Data excerpts:

++++++

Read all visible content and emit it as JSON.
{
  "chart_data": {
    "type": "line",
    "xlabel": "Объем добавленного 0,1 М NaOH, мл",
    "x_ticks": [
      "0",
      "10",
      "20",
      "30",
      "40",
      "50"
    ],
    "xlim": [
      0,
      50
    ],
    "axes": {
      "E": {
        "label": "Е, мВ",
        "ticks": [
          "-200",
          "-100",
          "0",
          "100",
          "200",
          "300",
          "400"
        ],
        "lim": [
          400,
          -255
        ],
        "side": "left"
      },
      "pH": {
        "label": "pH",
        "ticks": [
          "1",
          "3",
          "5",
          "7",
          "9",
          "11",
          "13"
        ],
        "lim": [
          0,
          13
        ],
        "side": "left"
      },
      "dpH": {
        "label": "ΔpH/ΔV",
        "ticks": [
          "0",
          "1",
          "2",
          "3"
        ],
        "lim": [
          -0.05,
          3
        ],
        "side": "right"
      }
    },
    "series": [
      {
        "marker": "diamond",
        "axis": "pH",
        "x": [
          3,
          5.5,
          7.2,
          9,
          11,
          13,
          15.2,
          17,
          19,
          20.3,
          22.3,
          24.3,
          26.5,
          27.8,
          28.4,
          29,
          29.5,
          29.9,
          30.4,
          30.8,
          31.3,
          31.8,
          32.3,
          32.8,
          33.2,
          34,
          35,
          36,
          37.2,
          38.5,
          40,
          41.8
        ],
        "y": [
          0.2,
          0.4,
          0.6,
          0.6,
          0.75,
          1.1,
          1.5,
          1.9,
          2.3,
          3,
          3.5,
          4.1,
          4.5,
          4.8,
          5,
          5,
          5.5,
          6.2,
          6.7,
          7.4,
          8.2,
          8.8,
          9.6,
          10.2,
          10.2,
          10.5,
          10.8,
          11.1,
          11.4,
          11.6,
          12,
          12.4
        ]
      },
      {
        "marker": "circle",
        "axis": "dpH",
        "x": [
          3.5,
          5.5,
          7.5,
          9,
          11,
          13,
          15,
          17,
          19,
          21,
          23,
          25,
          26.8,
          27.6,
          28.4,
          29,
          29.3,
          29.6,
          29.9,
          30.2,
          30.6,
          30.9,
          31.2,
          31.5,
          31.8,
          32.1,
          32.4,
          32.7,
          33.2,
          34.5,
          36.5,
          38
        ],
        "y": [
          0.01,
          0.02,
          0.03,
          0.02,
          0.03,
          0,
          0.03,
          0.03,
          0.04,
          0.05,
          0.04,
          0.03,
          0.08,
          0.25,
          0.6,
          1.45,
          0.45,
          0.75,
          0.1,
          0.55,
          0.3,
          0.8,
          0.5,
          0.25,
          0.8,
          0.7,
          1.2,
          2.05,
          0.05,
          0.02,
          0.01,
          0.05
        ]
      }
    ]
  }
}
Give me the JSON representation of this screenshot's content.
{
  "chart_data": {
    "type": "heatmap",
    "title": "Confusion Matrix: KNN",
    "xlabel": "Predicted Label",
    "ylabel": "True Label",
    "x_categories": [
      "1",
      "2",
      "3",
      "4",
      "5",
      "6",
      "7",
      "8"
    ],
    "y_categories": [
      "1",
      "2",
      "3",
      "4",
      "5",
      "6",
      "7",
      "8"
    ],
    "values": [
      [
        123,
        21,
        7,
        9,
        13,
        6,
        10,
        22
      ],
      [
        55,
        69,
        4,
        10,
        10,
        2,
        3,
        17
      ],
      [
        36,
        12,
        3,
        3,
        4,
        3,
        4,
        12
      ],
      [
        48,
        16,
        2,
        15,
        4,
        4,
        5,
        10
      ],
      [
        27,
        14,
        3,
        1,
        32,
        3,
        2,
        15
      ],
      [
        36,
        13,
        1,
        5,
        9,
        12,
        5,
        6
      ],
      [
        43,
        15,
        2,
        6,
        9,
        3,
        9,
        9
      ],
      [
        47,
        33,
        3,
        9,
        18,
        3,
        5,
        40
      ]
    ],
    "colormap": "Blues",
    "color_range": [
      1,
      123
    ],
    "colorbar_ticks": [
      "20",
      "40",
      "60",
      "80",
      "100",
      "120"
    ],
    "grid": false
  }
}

++++++

Given exercise:
The listing above must be transcribed exactly, line by line.

Task output:
Read all visible content and emit it as JSON.
{
  "chart_data": {
    "type": "line",
    "xlabel": "Объем добавленного 0,1 М NaOH, мл",
    "x_ticks": [
      "0",
      "10",
      "20",
      "30",
      "40",
      "50"
    ],
    "xlim": [
      0,
      50
    ],
    "axes": {
      "E": {
        "label": "Е, мВ",
        "ticks": [
          "-200",
          "-100",
          "0",
          "100",
          "200",
          "300",
          "400"
        ],
        "lim": [
          400,
          -255
        ],
        "side": "left"
      },
      "pH": {
        "label": "pH",
        "ticks": [
          "1",
          "3",
          "5",
          "7",
          "9",
          "11",
          "13"
        ],
        "lim": [
          0,
          13
        ],
        "side": "left"
      },
      "dpH": {
        "label": "ΔpH/ΔV",
        "ticks": [
          "0",
          "1",
          "2",
          "3"
        ],
        "lim": [
          -0.05,
          3
        ],
        "side": "right"
      }
    },
    "series": [
      {
        "marker": "diamond",
        "axis": "pH",
        "x": [
          3,
          5.5,
          7.2,
          9,
          11,
          13,
          15.2,
          17,
          19,
          20.3,
          22.3,
          24.3,
          26.5,
          27.8,
          28.4,
          29,
          29.5,
          29.9,
          30.4,
          30.8,
          31.3,
          31.8,
          32.3,
          32.8,
          33.2,
          34,
          35,
          36,
          37.2,
          38.5,
          40,
          41.8
        ],
        "y": [
          0.2,
          0.4,
          0.6,
          0.6,
          0.75,
          1.1,
          1.5,
          1.9,
          2.3,
          3,
          3.5,
          4.1,
          4.5,
          4.8,
          5,
          5,
          5.5,
          6.2,
          6.7,
          7.4,
          8.2,
          8.8,
          9.6,
          10.2,
          10.2,
          10.5,
          10.8,
          11.1,
          11.4,
          11.6,
          12,
          12.4
        ]
      },
      {
        "marker": "circle",
        "axis": "dpH",
        "x": [
          3.5,
          5.5,
          7.5,
          9,
          11,
          13,
          15,
          17,
          19,
          21,
          23,
          25,
          26.8,
          27.6,
          28.4,
          29,
          29.3,
          29.6,
          29.9,
          30.2,
          30.6,
          30.9,
          31.2,
          31.5,
          31.8,
          32.1,
          32.4,
          32.7,
          33.2,
          34.5,
          36.5,
          38
        ],
        "y": [
          0.01,
          0.02,
          0.03,
          0.02,
          0.03,
          0,
          0.03,
          0.03,
          0.04,
          0.05,
          0.04,
          0.03,
          0.08,
          0.25,
          0.6,
          1.45,
          0.45,
          0.75,
          0.1,
          0.55,
          0.3,
          0.8,
          0.5,
          0.25,
          0.8,
          0.7,
          1.2,
          2.05,
          0.05,
          0.02,
          0.01,
          0.05
        ]
      }
    ]
  }
}
Give me the JSON representation of this screenshot's content.
{
  "chart_data": {
    "type": "heatmap",
    "title": "Confusion Matrix: KNN",
    "xlabel": "Predicted Label",
    "ylabel": "True Label",
    "x_categories": [
      "1",
      "2",
      "3",
      "4",
      "5",
      "6",
      "7",
      "8"
    ],
    "y_categories": [
      "1",
      "2",
      "3",
      "4",
      "5",
      "6",
      "7",
      "8"
    ],
    "values": [
      [
        123,
        21,
        7,
        9,
        13,
        6,
        10,
        22
      ],
      [
        55,
        69,
        4,
        10,
        10,
        2,
        3,
        17
      ],
      [
        36,
        12,
        3,
        3,
        4,
        3,
        4,
        12
      ],
      [
        48,
        16,
        2,
        15,
        4,
        4,
        5,
        10
      ],
      [
        27,
        14,
        3,
        1,
        32,
        3,
        2,
        15
      ],
      [
        36,
        13,
        1,
        5,
        9,
        12,
        5,
        6
      ],
      [
        43,
        15,
        2,
        6,
        9,
        3,
        9,
        9
      ],
      [
        47,
        33,
        3,
        9,
        18,
        3,
        5,
        40
      ]
    ],
    "colormap": "Blues",
    "color_range": [
      1,
      123
    ],
    "colorbar_ticks": [
      "20",
      "40",
      "60",
      "80",
      "100",
      "120"
    ],
    "grid": false
  }
}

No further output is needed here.